## Goal of the exercise
Write out the full listing exactly as given, minus the images.

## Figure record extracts
--- BEGIN ---

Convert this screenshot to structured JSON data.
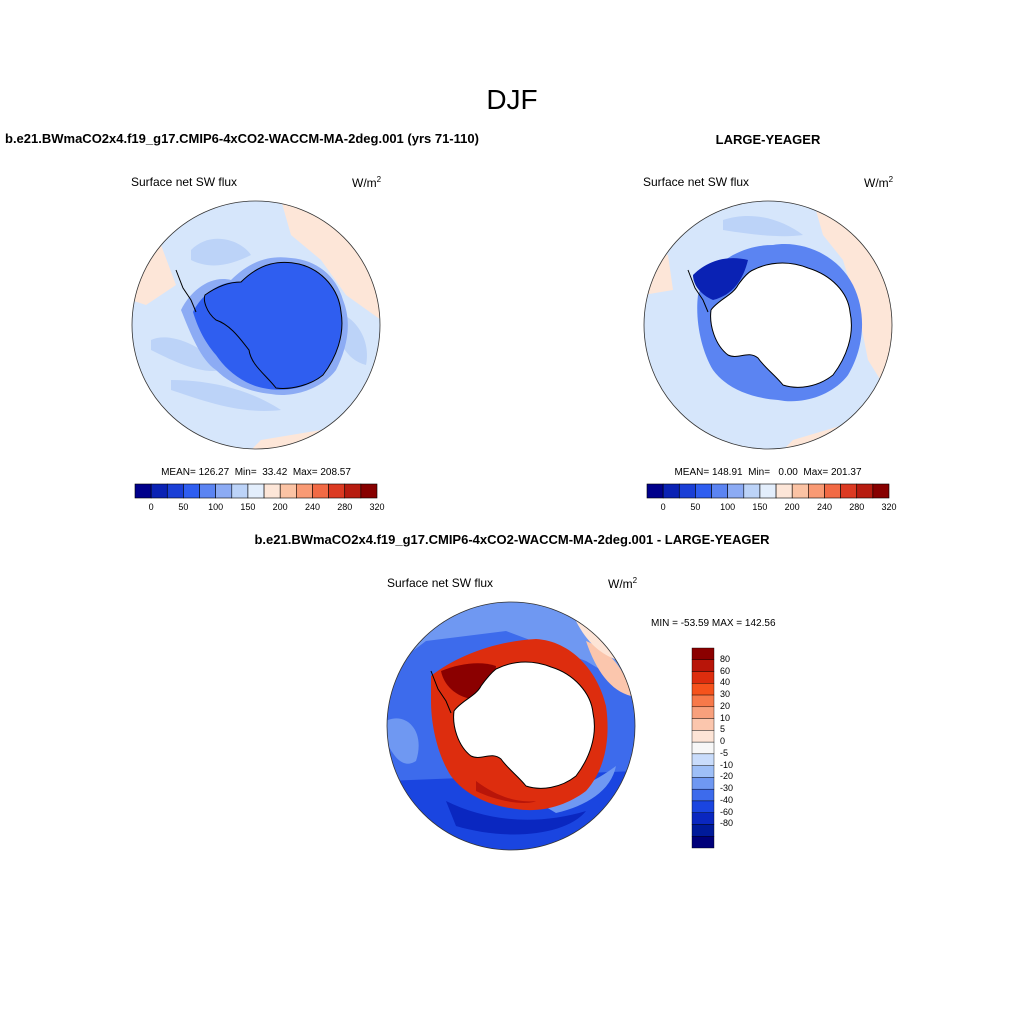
{
  "main_title": "DJF",
  "panel_a": {
    "title": "b.e21.BWmaCO2x4.f19_g17.CMIP6-4xCO2-WACCM-MA-2deg.001 (yrs 71-110)",
    "variable": "Surface net SW flux",
    "units_base": "W/m",
    "units_exp": "2",
    "stats": "MEAN= 126.27  Min=  33.42  Max= 208.57"
  },
  "panel_b": {
    "title": "LARGE-YEAGER",
    "variable": "Surface net SW flux",
    "units_base": "W/m",
    "units_exp": "2",
    "stats": "MEAN= 148.91  Min=   0.00  Max= 201.37"
  },
  "panel_c": {
    "title": "b.e21.BWmaCO2x4.f19_g17.CMIP6-4xCO2-WACCM-MA-2deg.001 - LARGE-YEAGER",
    "variable": "Surface net SW flux",
    "units_base": "W/m",
    "units_exp": "2",
    "minmax": "MIN = -53.59 MAX = 142.56"
  },
  "colorbar_abs": {
    "colors": [
      "#00008b",
      "#0a22b4",
      "#1a3fd6",
      "#2f5ef0",
      "#5b84f2",
      "#8cabf4",
      "#bcd3f8",
      "#e3eefc",
      "#fde6d8",
      "#fbc3a4",
      "#f99a74",
      "#f26a45",
      "#dc3a22",
      "#b71c10",
      "#870000"
    ],
    "labels": [
      "0",
      "50",
      "100",
      "150",
      "200",
      "240",
      "280",
      "320"
    ]
  },
  "colorbar_diff": {
    "colors": [
      "#8b0000",
      "#b81509",
      "#dd2d0e",
      "#f5521c",
      "#f7794a",
      "#f8a07c",
      "#fbc6ad",
      "#fde4d6",
      "#f7f7f7",
      "#c9dcfb",
      "#9ebff7",
      "#6f98f2",
      "#3d6bec",
      "#1a45e0",
      "#0a27c0",
      "#001a9a",
      "#00007a"
    ],
    "labels": [
      "80",
      "60",
      "40",
      "30",
      "20",
      "10",
      "5",
      "0",
      "-5",
      "-10",
      "-20",
      "-30",
      "-40",
      "-60",
      "-80"
    ]
  },
  "chart_data": {
    "type": "map",
    "season": "DJF",
    "projection": "south polar stereographic",
    "panels": [
      {
        "name": "b.e21.BWmaCO2x4.f19_g17.CMIP6-4xCO2-WACCM-MA-2deg.001 (yrs 71-110)",
        "mean": 126.27,
        "min": 33.42,
        "max": 208.57
      },
      {
        "name": "LARGE-YEAGER",
        "mean": 148.91,
        "min": 0.0,
        "max": 201.37
      },
      {
        "name": "b.e21.BWmaCO2x4.f19_g17.CMIP6-4xCO2-WACCM-MA-2deg.001 - LARGE-YEAGER",
        "min": -53.59,
        "max": 142.56
      }
    ]
  }
}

--- END ---

## Task result
Convert this screenshot to structured JSON data.
{
  "main_title": "DJF",
  "panel_a": {
    "title": "b.e21.BWmaCO2x4.f19_g17.CMIP6-4xCO2-WACCM-MA-2deg.001 (yrs 71-110)",
    "variable": "Surface net SW flux",
    "units_base": "W/m",
    "units_exp": "2",
    "stats": "MEAN= 126.27  Min=  33.42  Max= 208.57"
  },
  "panel_b": {
    "title": "LARGE-YEAGER",
    "variable": "Surface net SW flux",
    "units_base": "W/m",
    "units_exp": "2",
    "stats": "MEAN= 148.91  Min=   0.00  Max= 201.37"
  },
  "panel_c": {
    "title": "b.e21.BWmaCO2x4.f19_g17.CMIP6-4xCO2-WACCM-MA-2deg.001 - LARGE-YEAGER",
    "variable": "Surface net SW flux",
    "units_base": "W/m",
    "units_exp": "2",
    "minmax": "MIN = -53.59 MAX = 142.56"
  },
  "colorbar_abs": {
    "colors": [
      "#00008b",
      "#0a22b4",
      "#1a3fd6",
      "#2f5ef0",
      "#5b84f2",
      "#8cabf4",
      "#bcd3f8",
      "#e3eefc",
      "#fde6d8",
      "#fbc3a4",
      "#f99a74",
      "#f26a45",
      "#dc3a22",
      "#b71c10",
      "#870000"
    ],
    "labels": [
      "0",
      "50",
      "100",
      "150",
      "200",
      "240",
      "280",
      "320"
    ]
  },
  "colorbar_diff": {
    "colors": [
      "#8b0000",
      "#b81509",
      "#dd2d0e",
      "#f5521c",
      "#f7794a",
      "#f8a07c",
      "#fbc6ad",
      "#fde4d6",
      "#f7f7f7",
      "#c9dcfb",
      "#9ebff7",
      "#6f98f2",
      "#3d6bec",
      "#1a45e0",
      "#0a27c0",
      "#001a9a",
      "#00007a"
    ],
    "labels": [
      "80",
      "60",
      "40",
      "30",
      "20",
      "10",
      "5",
      "0",
      "-5",
      "-10",
      "-20",
      "-30",
      "-40",
      "-60",
      "-80"
    ]
  },
  "chart_data": {
    "type": "map",
    "season": "DJF",
    "projection": "south polar stereographic",
    "panels": [
      {
        "name": "b.e21.BWmaCO2x4.f19_g17.CMIP6-4xCO2-WACCM-MA-2deg.001 (yrs 71-110)",
        "mean": 126.27,
        "min": 33.42,
        "max": 208.57
      },
      {
        "name": "LARGE-YEAGER",
        "mean": 148.91,
        "min": 0.0,
        "max": 201.37
      },
      {
        "name": "b.e21.BWmaCO2x4.f19_g17.CMIP6-4xCO2-WACCM-MA-2deg.001 - LARGE-YEAGER",
        "min": -53.59,
        "max": 142.56
      }
    ]
  }
}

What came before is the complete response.